Dataset entries:
>> Begin

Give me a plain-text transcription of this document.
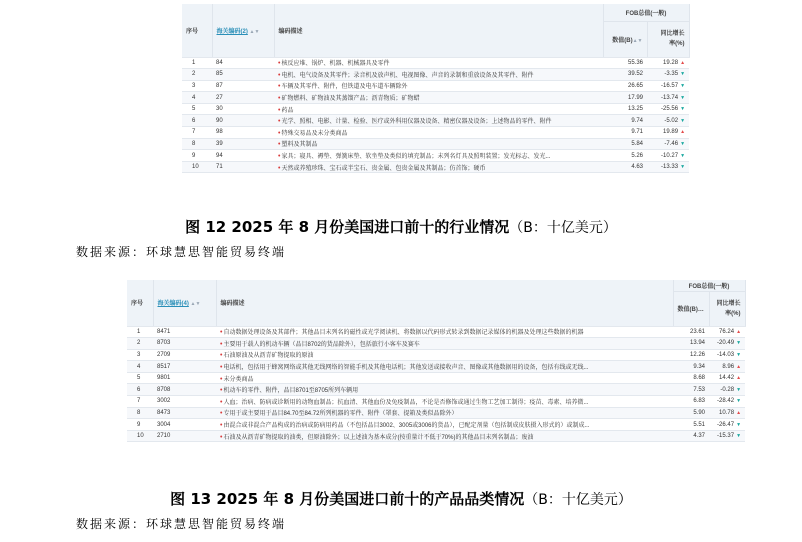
序号	海关编码(2) ▲▼	编码描述	FOB总值(一般)	
			数值(B)▲▼	同比增长
率(%)

1	84	•核反应堆、锅炉、机器、机械器具及零件	55.36	19.28 ▲
2	85	•电机、电气设备及其零件；录音机及放声机、电视图像、声音的录制和重放设备及其零件、附件	39.52	-3.35 ▼
3	87	•车辆及其零件、附件，但铁道及电车道车辆除外	26.65	-16.57 ▼
4	27	•矿物燃料、矿物油及其蒸馏产品；沥青物质；矿物蜡	17.99	-13.74 ▼
5	30	•药品	13.25	-25.56 ▼
6	90	•光学、照相、电影、计量、检验、医疗或外科用仪器及设备、精密仪器及设备；上述物品的零件、附件	9.74	-5.02 ▼
7	98	•特殊交易品及未分类商品	9.71	19.89 ▲
8	39	•塑料及其制品	5.84	-7.46 ▼
9	94	•家具；寝具、褥垫、弹簧床垫、软坐垫及类似的填充制品；未列名灯具及照明装置；发光标志、发光...	5.26	-10.27 ▼
10	71	•天然或养殖珍珠、宝石或半宝石、贵金属、包贵金属及其制品；仿首饰；硬币	4.63	-13.33 ▼
图 12 2025 年 8 月份美国进口前十的行业情况（B：十亿美元）
数据来源：环球慧思智能贸易终端
序号	海关编码(4) ▲▼	编码描述	FOB总值(一般)	
			数值(B)▲▼	同比增长
率(%)

1	8471	•自动数据处理设备及其部件；其他品目未列名的磁性或光学阅读机、将数据以代码形式转录到数据记录媒体的机器及处理这些数据的机器	23.61	76.24 ▲
2	8703	•主要用于载人的机动车辆（品目8702的货品除外），包括旅行小客车及赛车	13.94	-20.49 ▼
3	2709	•石油原油及从沥青矿物提取的原油	12.26	-14.03 ▼
4	8517	•电话机，包括用于蜂窝网络或其他无线网络的智能手机及其他电话机；其他发送或接收声音、图像或其他数据用的设备，包括有线或无线...	9.34	8.96 ▲
5	9801	•未分类商品	8.68	14.42 ▲
6	8708	•机动车的零件、附件，品目8701至8705所列车辆用	7.53	-0.28 ▼
7	3002	•人血；治病、防病或诊断用的动物血制品；抗血清、其他血份及免疫制品，不论是否修饰或通过生物工艺加工制得；疫苗、毒素、培养微...	6.83	-28.42 ▼
8	8473	•专用于或主要用于品目84.70至84.72所列机器的零件、附件（罩套、提箱及类似品除外）	5.90	10.78 ▲
9	3004	•由混合或非混合产品构成的治病或防病用药品（不包括品目3002、3005或3006的货品），已配定剂量（包括制成皮肤摄入形式的）或制成...	5.51	-26.47 ▼
10	2710	•石油及从沥青矿物提取的油类，但原油除外；以上述油为基本成分(按重量计不低于70%)的其他品目未列名制品；废油	4.37	-15.37 ▼
图 13 2025 年 8 月份美国进口前十的产品品类情况（B：十亿美元）
数据来源：环球慧思智能贸易终端
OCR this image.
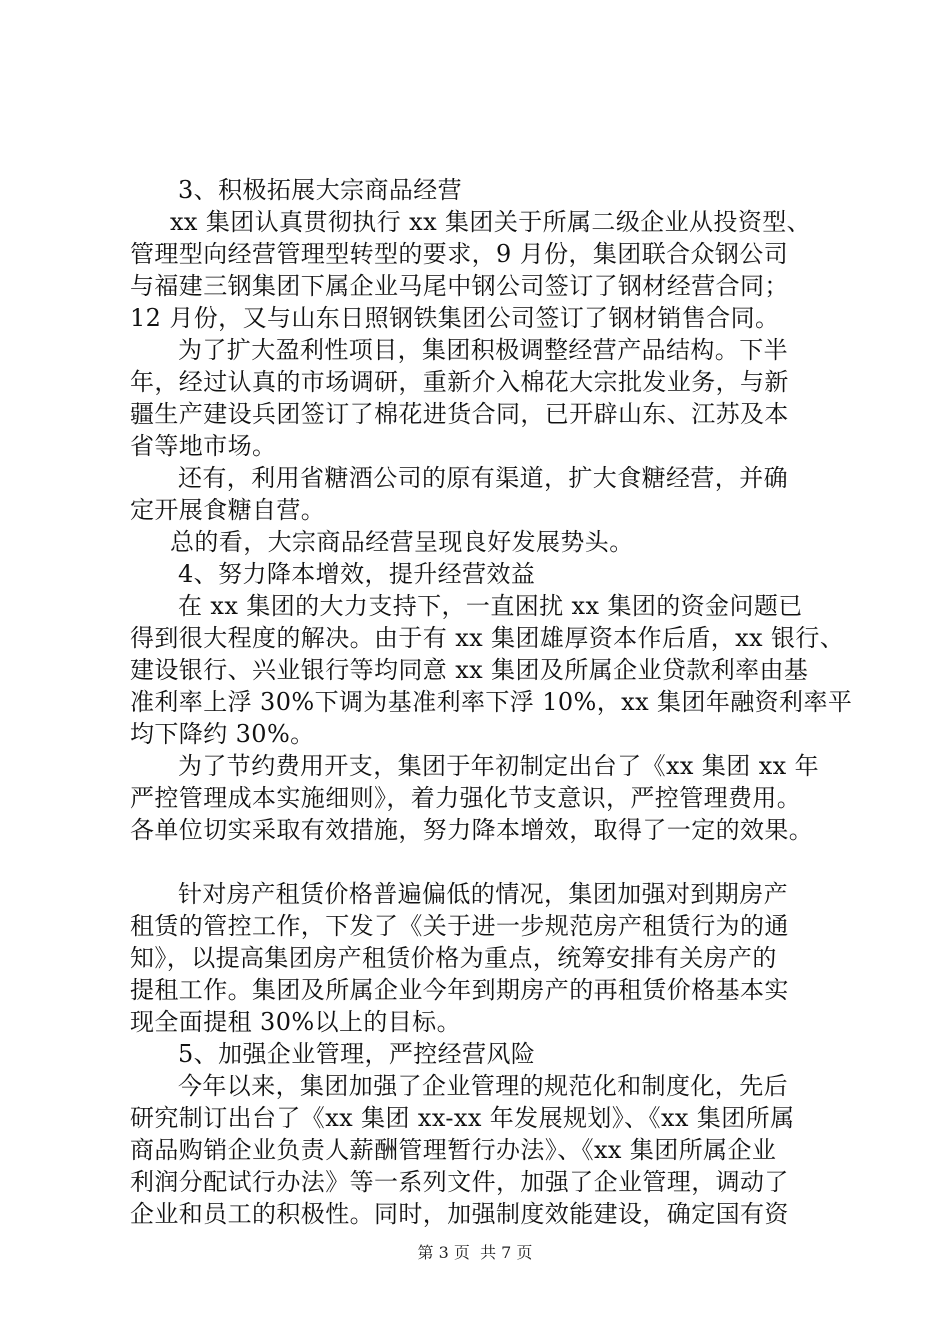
3、积极拓展大宗商品经营
xx 集团认真贯彻执行 xx 集团关于所属二级企业从投资型、
管理型向经营管理型转型的要求，9 月份，集团联合众钢公司
与福建三钢集团下属企业马尾中钢公司签订了钢材经营合同；
12 月份，又与山东日照钢铁集团公司签订了钢材销售合同。
为了扩大盈利性项目，集团积极调整经营产品结构。下半
年，经过认真的市场调研，重新介入棉花大宗批发业务，与新
疆生产建设兵团签订了棉花进货合同，已开辟山东、江苏及本
省等地市场。
还有，利用省糖酒公司的原有渠道，扩大食糖经营，并确
定开展食糖自营。
总的看，大宗商品经营呈现良好发展势头。
4、努力降本增效，提升经营效益
在 xx 集团的大力支持下，一直困扰 xx 集团的资金问题已
得到很大程度的解决。由于有 xx 集团雄厚资本作后盾，xx 银行、
建设银行、兴业银行等均同意 xx 集团及所属企业贷款利率由基
准利率上浮 30%下调为基准利率下浮 10%，xx 集团年融资利率平
均下降约 30%。
为了节约费用开支，集团于年初制定出台了《xx 集团 xx 年
严控管理成本实施细则》，着力强化节支意识，严控管理费用。
各单位切实采取有效措施，努力降本增效，取得了一定的效果。
针对房产租赁价格普遍偏低的情况，集团加强对到期房产
租赁的管控工作，下发了《关于进一步规范房产租赁行为的通
知》，以提高集团房产租赁价格为重点，统筹安排有关房产的
提租工作。集团及所属企业今年到期房产的再租赁价格基本实
现全面提租 30%以上的目标。
5、加强企业管理，严控经营风险
今年以来，集团加强了企业管理的规范化和制度化，先后
研究制订出台了《xx 集团 xx-xx 年发展规划》、《xx 集团所属
商品购销企业负责人薪酬管理暂行办法》、《xx 集团所属企业
利润分配试行办法》等一系列文件，加强了企业管理，调动了
企业和员工的积极性。同时，加强制度效能建设，确定国有资
第 3 页  共 7 页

>> End

**Exercise aim:**
Your copy should repeat each entry above exactly but contain no pictures.

**Task result:**
Give me a plain-text transcription of this document.
序号	海关编码(2) ▲▼	编码描述	FOB总值(一般)	
			数值(B)▲▼	同比增长
率(%)

1	84	•核反应堆、锅炉、机器、机械器具及零件	55.36	19.28 ▲
2	85	•电机、电气设备及其零件；录音机及放声机、电视图像、声音的录制和重放设备及其零件、附件	39.52	-3.35 ▼
3	87	•车辆及其零件、附件，但铁道及电车道车辆除外	26.65	-16.57 ▼
4	27	•矿物燃料、矿物油及其蒸馏产品；沥青物质；矿物蜡	17.99	-13.74 ▼
5	30	•药品	13.25	-25.56 ▼
6	90	•光学、照相、电影、计量、检验、医疗或外科用仪器及设备、精密仪器及设备；上述物品的零件、附件	9.74	-5.02 ▼
7	98	•特殊交易品及未分类商品	9.71	19.89 ▲
8	39	•塑料及其制品	5.84	-7.46 ▼
9	94	•家具；寝具、褥垫、弹簧床垫、软坐垫及类似的填充制品；未列名灯具及照明装置；发光标志、发光...	5.26	-10.27 ▼
10	71	•天然或养殖珍珠、宝石或半宝石、贵金属、包贵金属及其制品；仿首饰；硬币	4.63	-13.33 ▼
图 12 2025 年 8 月份美国进口前十的行业情况（B：十亿美元）
数据来源：环球慧思智能贸易终端
序号	海关编码(4) ▲▼	编码描述	FOB总值(一般)	
			数值(B)▲▼	同比增长
率(%)

1	8471	•自动数据处理设备及其部件；其他品目未列名的磁性或光学阅读机、将数据以代码形式转录到数据记录媒体的机器及处理这些数据的机器	23.61	76.24 ▲
2	8703	•主要用于载人的机动车辆（品目8702的货品除外），包括旅行小客车及赛车	13.94	-20.49 ▼
3	2709	•石油原油及从沥青矿物提取的原油	12.26	-14.03 ▼
4	8517	•电话机，包括用于蜂窝网络或其他无线网络的智能手机及其他电话机；其他发送或接收声音、图像或其他数据用的设备，包括有线或无线...	9.34	8.96 ▲
5	9801	•未分类商品	8.68	14.42 ▲
6	8708	•机动车的零件、附件，品目8701至8705所列车辆用	7.53	-0.28 ▼
7	3002	•人血；治病、防病或诊断用的动物血制品；抗血清、其他血份及免疫制品，不论是否修饰或通过生物工艺加工制得；疫苗、毒素、培养微...	6.83	-28.42 ▼
8	8473	•专用于或主要用于品目84.70至84.72所列机器的零件、附件（罩套、提箱及类似品除外）	5.90	10.78 ▲
9	3004	•由混合或非混合产品构成的治病或防病用药品（不包括品目3002、3005或3006的货品），已配定剂量（包括制成皮肤摄入形式的）或制成...	5.51	-26.47 ▼
10	2710	•石油及从沥青矿物提取的油类，但原油除外；以上述油为基本成分(按重量计不低于70%)的其他品目未列名制品；废油	4.37	-15.37 ▼
图 13 2025 年 8 月份美国进口前十的产品品类情况（B：十亿美元）
数据来源：环球慧思智能贸易终端
OCR this image.
3、积极拓展大宗商品经营
xx 集团认真贯彻执行 xx 集团关于所属二级企业从投资型、
管理型向经营管理型转型的要求，9 月份，集团联合众钢公司
与福建三钢集团下属企业马尾中钢公司签订了钢材经营合同；
12 月份，又与山东日照钢铁集团公司签订了钢材销售合同。
为了扩大盈利性项目，集团积极调整经营产品结构。下半
年，经过认真的市场调研，重新介入棉花大宗批发业务，与新
疆生产建设兵团签订了棉花进货合同，已开辟山东、江苏及本
省等地市场。
还有，利用省糖酒公司的原有渠道，扩大食糖经营，并确
定开展食糖自营。
总的看，大宗商品经营呈现良好发展势头。
4、努力降本增效，提升经营效益
在 xx 集团的大力支持下，一直困扰 xx 集团的资金问题已
得到很大程度的解决。由于有 xx 集团雄厚资本作后盾，xx 银行、
建设银行、兴业银行等均同意 xx 集团及所属企业贷款利率由基
准利率上浮 30%下调为基准利率下浮 10%，xx 集团年融资利率平
均下降约 30%。
为了节约费用开支，集团于年初制定出台了《xx 集团 xx 年
严控管理成本实施细则》，着力强化节支意识，严控管理费用。
各单位切实采取有效措施，努力降本增效，取得了一定的效果。
针对房产租赁价格普遍偏低的情况，集团加强对到期房产
租赁的管控工作，下发了《关于进一步规范房产租赁行为的通
知》，以提高集团房产租赁价格为重点，统筹安排有关房产的
提租工作。集团及所属企业今年到期房产的再租赁价格基本实
现全面提租 30%以上的目标。
5、加强企业管理，严控经营风险
今年以来，集团加强了企业管理的规范化和制度化，先后
研究制订出台了《xx 集团 xx-xx 年发展规划》、《xx 集团所属
商品购销企业负责人薪酬管理暂行办法》、《xx 集团所属企业
利润分配试行办法》等一系列文件，加强了企业管理，调动了
企业和员工的积极性。同时，加强制度效能建设，确定国有资
第 3 页  共 7 页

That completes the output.